> **GIVEN RECORDS**
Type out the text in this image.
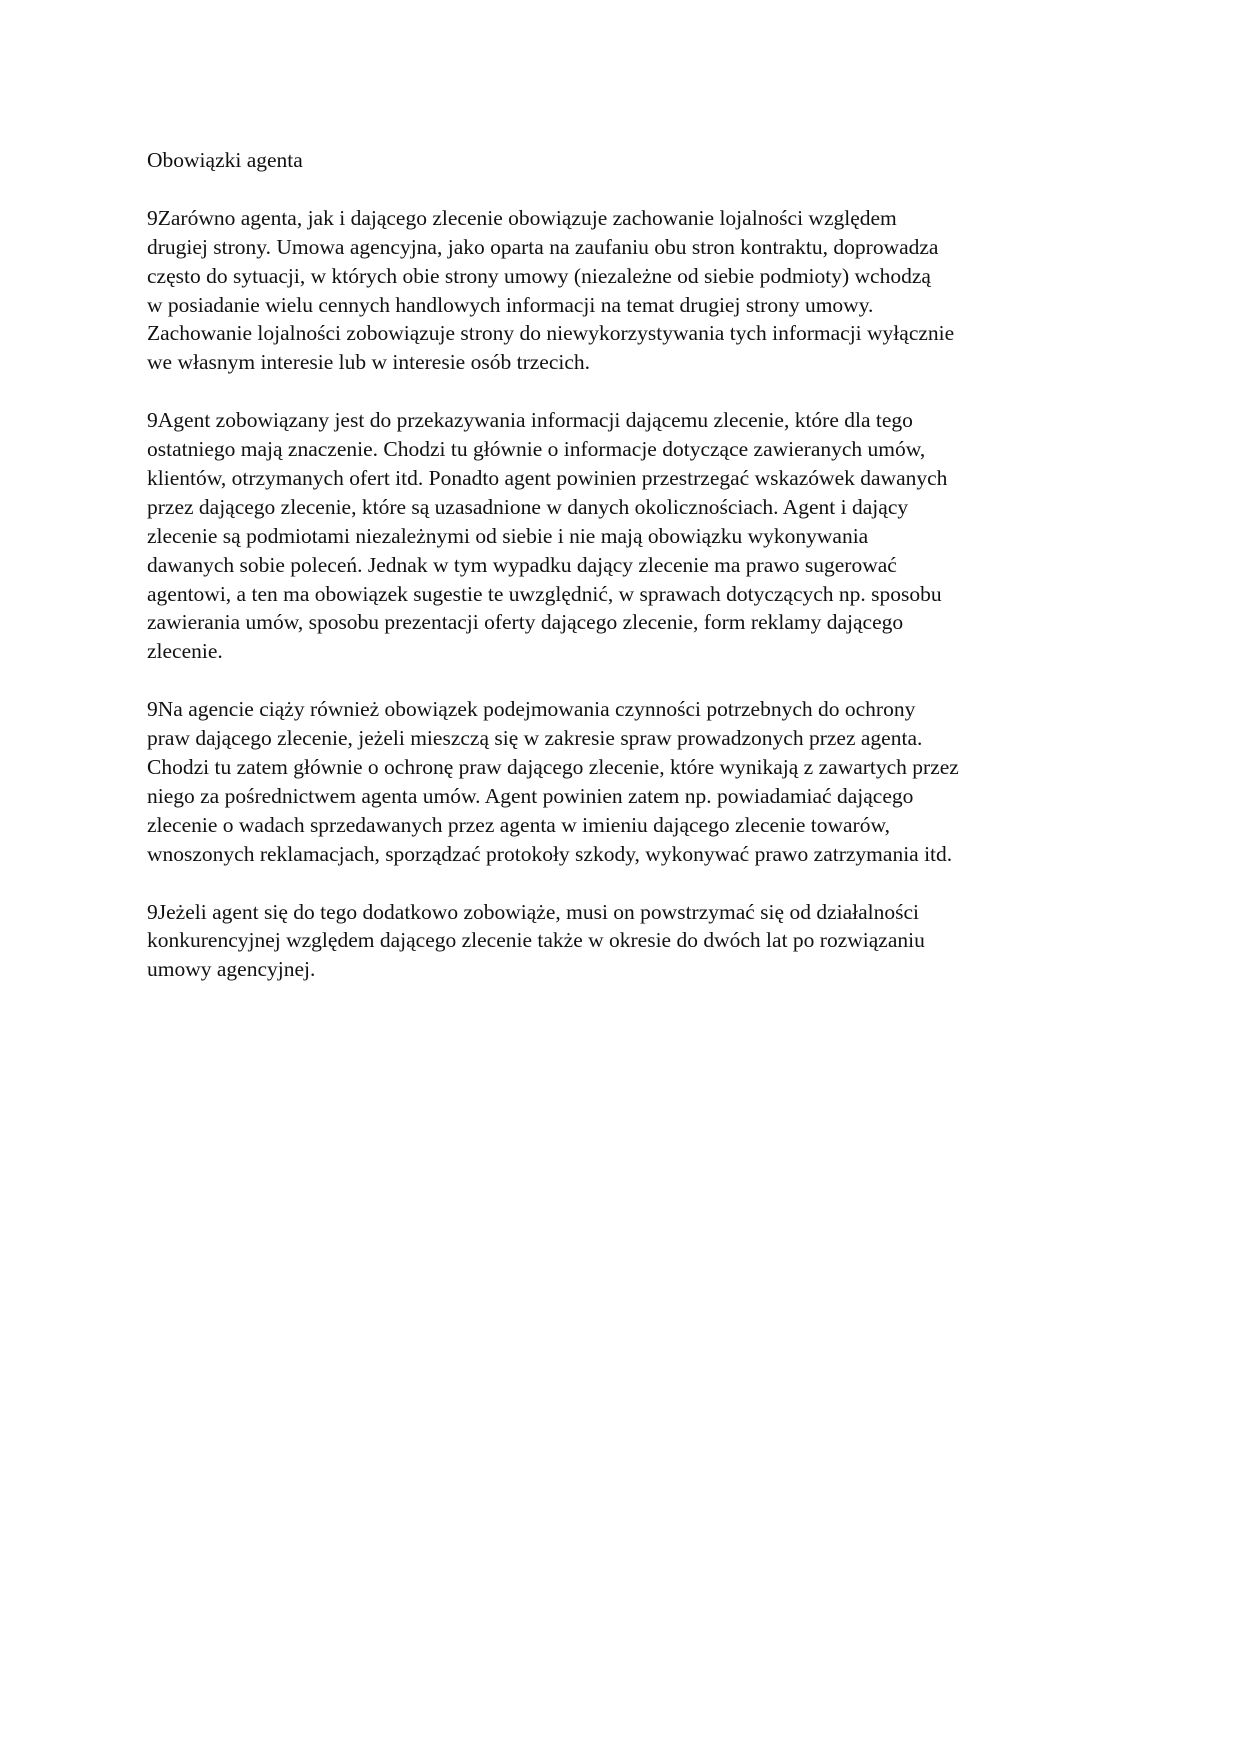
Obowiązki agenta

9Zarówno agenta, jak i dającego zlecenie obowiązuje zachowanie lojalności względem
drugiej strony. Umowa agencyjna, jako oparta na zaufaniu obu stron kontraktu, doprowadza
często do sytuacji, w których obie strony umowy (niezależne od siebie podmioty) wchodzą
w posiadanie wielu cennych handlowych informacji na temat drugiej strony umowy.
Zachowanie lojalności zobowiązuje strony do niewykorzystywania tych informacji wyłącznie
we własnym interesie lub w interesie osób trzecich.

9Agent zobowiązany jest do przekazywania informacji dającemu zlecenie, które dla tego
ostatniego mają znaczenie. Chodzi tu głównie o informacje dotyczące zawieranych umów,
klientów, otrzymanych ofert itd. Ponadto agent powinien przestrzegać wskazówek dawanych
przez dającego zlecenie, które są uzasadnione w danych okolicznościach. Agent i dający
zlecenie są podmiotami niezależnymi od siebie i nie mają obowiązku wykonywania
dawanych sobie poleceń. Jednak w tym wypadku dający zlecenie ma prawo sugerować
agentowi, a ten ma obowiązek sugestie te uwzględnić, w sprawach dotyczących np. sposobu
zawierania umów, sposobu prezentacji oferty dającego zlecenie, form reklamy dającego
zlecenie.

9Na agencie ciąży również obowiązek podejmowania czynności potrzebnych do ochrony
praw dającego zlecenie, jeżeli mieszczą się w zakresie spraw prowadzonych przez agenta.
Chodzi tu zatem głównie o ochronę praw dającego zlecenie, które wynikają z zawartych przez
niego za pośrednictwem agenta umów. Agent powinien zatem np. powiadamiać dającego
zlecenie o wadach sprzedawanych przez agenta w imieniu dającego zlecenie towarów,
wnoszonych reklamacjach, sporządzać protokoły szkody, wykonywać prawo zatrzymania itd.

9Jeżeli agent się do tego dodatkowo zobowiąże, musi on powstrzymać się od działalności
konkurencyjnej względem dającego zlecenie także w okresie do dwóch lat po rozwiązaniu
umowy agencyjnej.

> **JOB**
In the copy, include all records verbatim but no images.

> **ANSWER FOR THIS EXERCISE**
Type out the text in this image.
Obowiązki agenta

9Zarówno agenta, jak i dającego zlecenie obowiązuje zachowanie lojalności względem
drugiej strony. Umowa agencyjna, jako oparta na zaufaniu obu stron kontraktu, doprowadza
często do sytuacji, w których obie strony umowy (niezależne od siebie podmioty) wchodzą
w posiadanie wielu cennych handlowych informacji na temat drugiej strony umowy.
Zachowanie lojalności zobowiązuje strony do niewykorzystywania tych informacji wyłącznie
we własnym interesie lub w interesie osób trzecich.

9Agent zobowiązany jest do przekazywania informacji dającemu zlecenie, które dla tego
ostatniego mają znaczenie. Chodzi tu głównie o informacje dotyczące zawieranych umów,
klientów, otrzymanych ofert itd. Ponadto agent powinien przestrzegać wskazówek dawanych
przez dającego zlecenie, które są uzasadnione w danych okolicznościach. Agent i dający
zlecenie są podmiotami niezależnymi od siebie i nie mają obowiązku wykonywania
dawanych sobie poleceń. Jednak w tym wypadku dający zlecenie ma prawo sugerować
agentowi, a ten ma obowiązek sugestie te uwzględnić, w sprawach dotyczących np. sposobu
zawierania umów, sposobu prezentacji oferty dającego zlecenie, form reklamy dającego
zlecenie.

9Na agencie ciąży również obowiązek podejmowania czynności potrzebnych do ochrony
praw dającego zlecenie, jeżeli mieszczą się w zakresie spraw prowadzonych przez agenta.
Chodzi tu zatem głównie o ochronę praw dającego zlecenie, które wynikają z zawartych przez
niego za pośrednictwem agenta umów. Agent powinien zatem np. powiadamiać dającego
zlecenie o wadach sprzedawanych przez agenta w imieniu dającego zlecenie towarów,
wnoszonych reklamacjach, sporządzać protokoły szkody, wykonywać prawo zatrzymania itd.

9Jeżeli agent się do tego dodatkowo zobowiąże, musi on powstrzymać się od działalności
konkurencyjnej względem dającego zlecenie także w okresie do dwóch lat po rozwiązaniu
umowy agencyjnej.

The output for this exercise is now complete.